TASK REQUIREMENTS: In the records below, pick out all lines containing the word "ответственность".

[Extracted data entries]
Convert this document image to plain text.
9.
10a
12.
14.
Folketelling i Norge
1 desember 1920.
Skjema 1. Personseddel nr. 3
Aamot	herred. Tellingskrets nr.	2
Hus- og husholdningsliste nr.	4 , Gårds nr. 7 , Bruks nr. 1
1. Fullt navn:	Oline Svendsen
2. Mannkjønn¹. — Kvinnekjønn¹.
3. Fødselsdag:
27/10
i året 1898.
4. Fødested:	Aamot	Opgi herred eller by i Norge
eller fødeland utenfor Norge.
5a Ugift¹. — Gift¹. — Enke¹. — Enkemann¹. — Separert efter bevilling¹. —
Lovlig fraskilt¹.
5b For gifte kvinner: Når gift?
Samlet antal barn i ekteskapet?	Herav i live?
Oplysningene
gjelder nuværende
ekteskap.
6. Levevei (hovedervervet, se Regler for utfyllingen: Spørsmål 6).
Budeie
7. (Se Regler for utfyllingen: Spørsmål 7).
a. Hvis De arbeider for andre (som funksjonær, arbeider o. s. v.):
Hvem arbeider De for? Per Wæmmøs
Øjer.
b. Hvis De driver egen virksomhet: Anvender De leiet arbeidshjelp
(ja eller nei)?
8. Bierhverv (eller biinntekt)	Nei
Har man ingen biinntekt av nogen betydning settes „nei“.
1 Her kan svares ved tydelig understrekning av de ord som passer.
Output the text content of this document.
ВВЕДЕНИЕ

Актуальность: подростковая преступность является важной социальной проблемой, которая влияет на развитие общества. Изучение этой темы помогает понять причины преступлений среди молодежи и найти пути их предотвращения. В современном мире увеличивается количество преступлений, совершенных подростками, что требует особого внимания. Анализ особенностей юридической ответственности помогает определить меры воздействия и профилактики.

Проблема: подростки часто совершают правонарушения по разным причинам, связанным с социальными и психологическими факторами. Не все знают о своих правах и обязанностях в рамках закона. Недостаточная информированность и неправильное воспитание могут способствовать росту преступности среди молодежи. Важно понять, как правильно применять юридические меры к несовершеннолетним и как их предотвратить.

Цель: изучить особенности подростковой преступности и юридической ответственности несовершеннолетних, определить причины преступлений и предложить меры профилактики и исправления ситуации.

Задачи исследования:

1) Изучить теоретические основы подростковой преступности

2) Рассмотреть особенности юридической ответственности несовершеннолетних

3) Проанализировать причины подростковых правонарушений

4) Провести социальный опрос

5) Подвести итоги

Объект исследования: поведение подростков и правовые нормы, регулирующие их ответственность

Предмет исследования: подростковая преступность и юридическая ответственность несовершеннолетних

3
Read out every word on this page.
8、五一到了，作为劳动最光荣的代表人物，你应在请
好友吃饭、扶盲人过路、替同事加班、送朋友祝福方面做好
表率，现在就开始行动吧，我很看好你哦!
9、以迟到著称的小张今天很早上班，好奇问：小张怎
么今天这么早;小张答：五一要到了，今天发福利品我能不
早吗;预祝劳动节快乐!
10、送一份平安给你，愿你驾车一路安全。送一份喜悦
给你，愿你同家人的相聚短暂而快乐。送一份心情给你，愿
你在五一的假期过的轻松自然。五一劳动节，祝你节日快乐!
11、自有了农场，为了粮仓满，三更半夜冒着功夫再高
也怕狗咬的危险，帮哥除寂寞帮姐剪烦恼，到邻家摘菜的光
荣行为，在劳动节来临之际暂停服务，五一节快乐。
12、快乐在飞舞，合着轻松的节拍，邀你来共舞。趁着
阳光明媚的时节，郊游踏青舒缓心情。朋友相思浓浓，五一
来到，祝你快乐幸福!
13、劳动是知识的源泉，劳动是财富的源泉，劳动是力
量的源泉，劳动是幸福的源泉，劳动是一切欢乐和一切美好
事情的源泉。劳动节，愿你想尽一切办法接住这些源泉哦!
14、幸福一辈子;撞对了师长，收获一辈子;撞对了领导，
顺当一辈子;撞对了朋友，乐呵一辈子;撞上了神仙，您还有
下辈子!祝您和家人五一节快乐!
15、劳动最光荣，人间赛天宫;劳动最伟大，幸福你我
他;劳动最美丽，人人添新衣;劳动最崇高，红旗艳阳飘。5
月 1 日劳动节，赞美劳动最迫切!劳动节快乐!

RESULT OF THIS TASK:
Объект исследования: поведение подростков и правовые нормы, регулирующие их ответственность
Предмет исследования: подростковая преступность и юридическая ответственность несовершеннолетних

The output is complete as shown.